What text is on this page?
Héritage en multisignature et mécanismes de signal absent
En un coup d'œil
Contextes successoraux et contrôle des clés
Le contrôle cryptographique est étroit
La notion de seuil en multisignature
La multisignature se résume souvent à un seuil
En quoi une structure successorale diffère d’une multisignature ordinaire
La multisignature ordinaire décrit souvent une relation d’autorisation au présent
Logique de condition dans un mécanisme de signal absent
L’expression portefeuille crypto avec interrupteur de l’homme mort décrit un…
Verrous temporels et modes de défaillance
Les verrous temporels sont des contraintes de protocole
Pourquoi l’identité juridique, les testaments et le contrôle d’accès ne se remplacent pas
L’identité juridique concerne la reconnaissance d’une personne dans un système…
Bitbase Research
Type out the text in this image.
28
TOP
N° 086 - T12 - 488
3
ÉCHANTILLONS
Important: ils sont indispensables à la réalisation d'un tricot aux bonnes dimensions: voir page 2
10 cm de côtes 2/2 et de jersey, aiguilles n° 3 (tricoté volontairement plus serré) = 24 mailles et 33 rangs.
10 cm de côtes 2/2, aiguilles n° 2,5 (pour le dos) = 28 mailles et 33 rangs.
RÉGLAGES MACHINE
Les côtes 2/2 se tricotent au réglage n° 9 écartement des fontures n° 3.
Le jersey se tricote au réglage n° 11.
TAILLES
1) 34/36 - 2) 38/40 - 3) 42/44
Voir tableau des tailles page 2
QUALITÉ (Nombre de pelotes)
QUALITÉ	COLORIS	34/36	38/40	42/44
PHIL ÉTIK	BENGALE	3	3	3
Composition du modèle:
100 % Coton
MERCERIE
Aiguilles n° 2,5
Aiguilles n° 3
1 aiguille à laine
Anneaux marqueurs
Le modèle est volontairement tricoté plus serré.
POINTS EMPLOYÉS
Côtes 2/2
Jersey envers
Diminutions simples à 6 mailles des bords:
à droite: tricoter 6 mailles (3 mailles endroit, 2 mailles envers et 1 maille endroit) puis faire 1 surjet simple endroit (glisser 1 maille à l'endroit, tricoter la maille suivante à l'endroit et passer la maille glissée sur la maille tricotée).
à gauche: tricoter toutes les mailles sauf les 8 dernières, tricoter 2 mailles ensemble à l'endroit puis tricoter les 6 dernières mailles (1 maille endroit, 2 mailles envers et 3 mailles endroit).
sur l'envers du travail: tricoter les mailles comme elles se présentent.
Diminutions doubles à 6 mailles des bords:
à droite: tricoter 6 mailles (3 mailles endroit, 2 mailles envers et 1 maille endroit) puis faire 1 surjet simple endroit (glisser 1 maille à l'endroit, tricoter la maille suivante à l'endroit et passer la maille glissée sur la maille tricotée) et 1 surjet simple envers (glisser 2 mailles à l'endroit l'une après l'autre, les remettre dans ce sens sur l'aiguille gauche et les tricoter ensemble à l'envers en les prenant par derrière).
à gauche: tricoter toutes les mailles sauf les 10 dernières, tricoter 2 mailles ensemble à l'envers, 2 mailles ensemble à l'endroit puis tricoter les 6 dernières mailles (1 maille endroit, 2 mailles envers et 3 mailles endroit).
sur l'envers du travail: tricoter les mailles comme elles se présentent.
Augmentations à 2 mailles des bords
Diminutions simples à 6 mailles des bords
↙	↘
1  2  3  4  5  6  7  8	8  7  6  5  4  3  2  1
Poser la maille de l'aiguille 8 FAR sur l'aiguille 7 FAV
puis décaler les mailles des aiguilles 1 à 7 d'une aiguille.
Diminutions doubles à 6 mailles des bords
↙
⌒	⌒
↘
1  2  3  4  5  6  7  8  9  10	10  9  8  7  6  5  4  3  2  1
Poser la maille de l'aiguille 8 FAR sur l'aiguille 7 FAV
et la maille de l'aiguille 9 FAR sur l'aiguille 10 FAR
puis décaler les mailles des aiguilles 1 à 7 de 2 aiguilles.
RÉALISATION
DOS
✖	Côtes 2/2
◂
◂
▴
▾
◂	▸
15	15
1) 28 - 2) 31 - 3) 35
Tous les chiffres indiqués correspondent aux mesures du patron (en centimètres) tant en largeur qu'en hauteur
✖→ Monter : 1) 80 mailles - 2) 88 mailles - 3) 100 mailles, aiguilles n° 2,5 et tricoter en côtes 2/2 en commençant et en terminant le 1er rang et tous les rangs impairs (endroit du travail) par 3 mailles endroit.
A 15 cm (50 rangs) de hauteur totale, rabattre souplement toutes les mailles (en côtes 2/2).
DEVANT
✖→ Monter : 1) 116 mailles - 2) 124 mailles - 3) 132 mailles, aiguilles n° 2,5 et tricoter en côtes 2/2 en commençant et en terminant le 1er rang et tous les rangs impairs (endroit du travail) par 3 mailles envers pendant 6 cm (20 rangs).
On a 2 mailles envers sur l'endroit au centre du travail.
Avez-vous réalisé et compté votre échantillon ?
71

# Short task:
Sift through the entries and copy every line with "bords".

# Completed exercise:
Diminutions simples à 6 mailles des bords:
Diminutions doubles à 6 mailles des bords:
Augmentations à 2 mailles des bords
Diminutions simples à 6 mailles des bords
Diminutions doubles à 6 mailles des bords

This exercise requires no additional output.